Stored data entries:
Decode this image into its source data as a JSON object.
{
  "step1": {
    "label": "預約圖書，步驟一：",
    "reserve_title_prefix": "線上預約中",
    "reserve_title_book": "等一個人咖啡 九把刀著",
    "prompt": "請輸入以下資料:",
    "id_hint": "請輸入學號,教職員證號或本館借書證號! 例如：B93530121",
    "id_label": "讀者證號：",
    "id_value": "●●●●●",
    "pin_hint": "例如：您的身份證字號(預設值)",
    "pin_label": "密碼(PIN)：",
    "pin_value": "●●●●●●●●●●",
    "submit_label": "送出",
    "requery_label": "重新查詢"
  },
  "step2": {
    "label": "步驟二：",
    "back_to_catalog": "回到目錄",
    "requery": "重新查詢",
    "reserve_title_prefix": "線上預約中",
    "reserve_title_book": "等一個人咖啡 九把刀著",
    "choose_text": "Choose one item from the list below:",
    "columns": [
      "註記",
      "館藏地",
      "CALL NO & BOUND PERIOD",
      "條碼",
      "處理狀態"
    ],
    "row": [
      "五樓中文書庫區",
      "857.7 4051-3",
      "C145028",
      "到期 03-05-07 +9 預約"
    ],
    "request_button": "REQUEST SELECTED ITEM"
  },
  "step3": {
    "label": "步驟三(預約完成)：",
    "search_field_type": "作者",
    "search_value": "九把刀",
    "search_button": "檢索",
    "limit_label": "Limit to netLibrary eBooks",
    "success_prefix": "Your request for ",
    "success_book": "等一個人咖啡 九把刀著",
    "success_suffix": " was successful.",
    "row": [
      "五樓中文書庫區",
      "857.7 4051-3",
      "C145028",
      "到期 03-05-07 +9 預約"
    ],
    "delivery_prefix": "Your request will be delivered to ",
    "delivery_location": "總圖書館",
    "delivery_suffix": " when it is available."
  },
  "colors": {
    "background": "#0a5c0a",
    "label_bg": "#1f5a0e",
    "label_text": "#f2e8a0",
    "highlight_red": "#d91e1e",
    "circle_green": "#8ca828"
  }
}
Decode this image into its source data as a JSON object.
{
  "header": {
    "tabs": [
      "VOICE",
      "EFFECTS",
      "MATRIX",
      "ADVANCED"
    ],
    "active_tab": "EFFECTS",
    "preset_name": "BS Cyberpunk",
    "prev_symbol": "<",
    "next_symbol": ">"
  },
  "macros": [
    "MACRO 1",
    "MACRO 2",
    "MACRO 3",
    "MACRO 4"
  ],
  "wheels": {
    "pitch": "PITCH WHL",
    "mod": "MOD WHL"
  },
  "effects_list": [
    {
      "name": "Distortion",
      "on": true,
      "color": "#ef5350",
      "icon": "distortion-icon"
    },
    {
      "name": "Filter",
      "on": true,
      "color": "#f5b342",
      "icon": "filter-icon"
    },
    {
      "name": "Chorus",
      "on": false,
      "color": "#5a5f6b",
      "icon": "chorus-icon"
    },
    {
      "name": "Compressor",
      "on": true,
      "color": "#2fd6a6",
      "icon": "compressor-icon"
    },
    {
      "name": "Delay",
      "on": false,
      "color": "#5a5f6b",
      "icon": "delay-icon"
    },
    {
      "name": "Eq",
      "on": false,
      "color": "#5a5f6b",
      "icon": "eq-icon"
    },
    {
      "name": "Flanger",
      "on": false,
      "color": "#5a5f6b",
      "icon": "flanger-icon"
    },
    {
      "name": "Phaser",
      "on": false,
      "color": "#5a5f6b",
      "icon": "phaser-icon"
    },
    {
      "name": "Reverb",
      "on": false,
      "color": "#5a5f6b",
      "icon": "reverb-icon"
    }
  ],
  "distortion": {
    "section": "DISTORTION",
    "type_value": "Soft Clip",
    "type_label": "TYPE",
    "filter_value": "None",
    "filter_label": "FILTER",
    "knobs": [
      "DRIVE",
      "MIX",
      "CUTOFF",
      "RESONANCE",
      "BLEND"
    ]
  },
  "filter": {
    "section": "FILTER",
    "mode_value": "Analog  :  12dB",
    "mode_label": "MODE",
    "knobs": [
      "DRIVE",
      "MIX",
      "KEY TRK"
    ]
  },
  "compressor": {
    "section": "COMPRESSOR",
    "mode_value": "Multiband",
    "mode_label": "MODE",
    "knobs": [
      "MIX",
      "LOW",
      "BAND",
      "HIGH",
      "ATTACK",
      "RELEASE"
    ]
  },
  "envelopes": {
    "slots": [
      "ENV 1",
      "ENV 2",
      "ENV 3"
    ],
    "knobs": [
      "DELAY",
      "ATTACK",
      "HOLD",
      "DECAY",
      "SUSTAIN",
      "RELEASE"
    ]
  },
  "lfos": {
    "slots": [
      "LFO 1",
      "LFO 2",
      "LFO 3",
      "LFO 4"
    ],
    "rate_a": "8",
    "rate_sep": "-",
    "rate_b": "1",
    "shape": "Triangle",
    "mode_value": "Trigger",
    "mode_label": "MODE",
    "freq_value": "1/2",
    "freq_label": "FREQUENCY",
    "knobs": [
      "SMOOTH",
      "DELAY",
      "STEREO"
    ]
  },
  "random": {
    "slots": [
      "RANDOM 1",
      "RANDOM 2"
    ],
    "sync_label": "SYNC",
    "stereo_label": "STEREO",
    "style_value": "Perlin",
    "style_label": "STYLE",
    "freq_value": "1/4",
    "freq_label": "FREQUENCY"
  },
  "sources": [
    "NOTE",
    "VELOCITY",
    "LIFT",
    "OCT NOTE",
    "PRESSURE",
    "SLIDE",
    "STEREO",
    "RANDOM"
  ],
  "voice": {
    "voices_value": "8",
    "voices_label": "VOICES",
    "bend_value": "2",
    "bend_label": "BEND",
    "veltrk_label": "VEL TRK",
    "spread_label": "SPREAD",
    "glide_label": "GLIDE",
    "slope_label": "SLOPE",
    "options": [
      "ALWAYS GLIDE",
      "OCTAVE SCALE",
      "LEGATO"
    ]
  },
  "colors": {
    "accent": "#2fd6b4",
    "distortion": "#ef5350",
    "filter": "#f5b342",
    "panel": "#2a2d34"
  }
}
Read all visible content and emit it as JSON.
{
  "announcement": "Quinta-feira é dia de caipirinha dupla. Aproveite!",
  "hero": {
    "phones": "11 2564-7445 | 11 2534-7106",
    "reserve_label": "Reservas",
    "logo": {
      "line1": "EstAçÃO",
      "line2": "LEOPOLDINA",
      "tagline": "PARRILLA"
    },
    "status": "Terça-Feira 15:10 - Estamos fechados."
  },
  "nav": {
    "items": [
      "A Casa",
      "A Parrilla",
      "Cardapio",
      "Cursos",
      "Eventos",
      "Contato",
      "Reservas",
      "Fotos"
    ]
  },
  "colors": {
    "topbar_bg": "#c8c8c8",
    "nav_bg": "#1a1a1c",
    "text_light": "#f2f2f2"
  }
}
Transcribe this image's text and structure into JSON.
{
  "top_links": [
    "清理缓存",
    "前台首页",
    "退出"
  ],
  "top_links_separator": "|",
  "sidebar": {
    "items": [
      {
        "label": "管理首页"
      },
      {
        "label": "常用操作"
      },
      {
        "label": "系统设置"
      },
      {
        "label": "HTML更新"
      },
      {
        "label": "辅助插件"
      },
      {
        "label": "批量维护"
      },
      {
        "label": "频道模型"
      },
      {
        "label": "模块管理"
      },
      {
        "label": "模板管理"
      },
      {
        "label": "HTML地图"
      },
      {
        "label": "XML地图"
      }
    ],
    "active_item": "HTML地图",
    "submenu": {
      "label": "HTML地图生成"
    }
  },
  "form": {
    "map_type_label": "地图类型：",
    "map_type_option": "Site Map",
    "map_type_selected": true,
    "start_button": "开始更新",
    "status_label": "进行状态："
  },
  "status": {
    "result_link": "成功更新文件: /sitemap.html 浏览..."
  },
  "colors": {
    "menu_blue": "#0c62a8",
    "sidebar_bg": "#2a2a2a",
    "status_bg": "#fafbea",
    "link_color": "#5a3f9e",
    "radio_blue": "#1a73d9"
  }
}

Instruction
Give back the lines above exactly, from the one with "Transcribe this image's" through the last line.

Reply
Transcribe this image's text and structure into JSON.
{
  "top_links": [
    "清理缓存",
    "前台首页",
    "退出"
  ],
  "top_links_separator": "|",
  "sidebar": {
    "items": [
      {
        "label": "管理首页"
      },
      {
        "label": "常用操作"
      },
      {
        "label": "系统设置"
      },
      {
        "label": "HTML更新"
      },
      {
        "label": "辅助插件"
      },
      {
        "label": "批量维护"
      },
      {
        "label": "频道模型"
      },
      {
        "label": "模块管理"
      },
      {
        "label": "模板管理"
      },
      {
        "label": "HTML地图"
      },
      {
        "label": "XML地图"
      }
    ],
    "active_item": "HTML地图",
    "submenu": {
      "label": "HTML地图生成"
    }
  },
  "form": {
    "map_type_label": "地图类型：",
    "map_type_option": "Site Map",
    "map_type_selected": true,
    "start_button": "开始更新",
    "status_label": "进行状态："
  },
  "status": {
    "result_link": "成功更新文件: /sitemap.html 浏览..."
  },
  "colors": {
    "menu_blue": "#0c62a8",
    "sidebar_bg": "#2a2a2a",
    "status_bg": "#fafbea",
    "link_color": "#5a3f9e",
    "radio_blue": "#1a73d9"
  }
}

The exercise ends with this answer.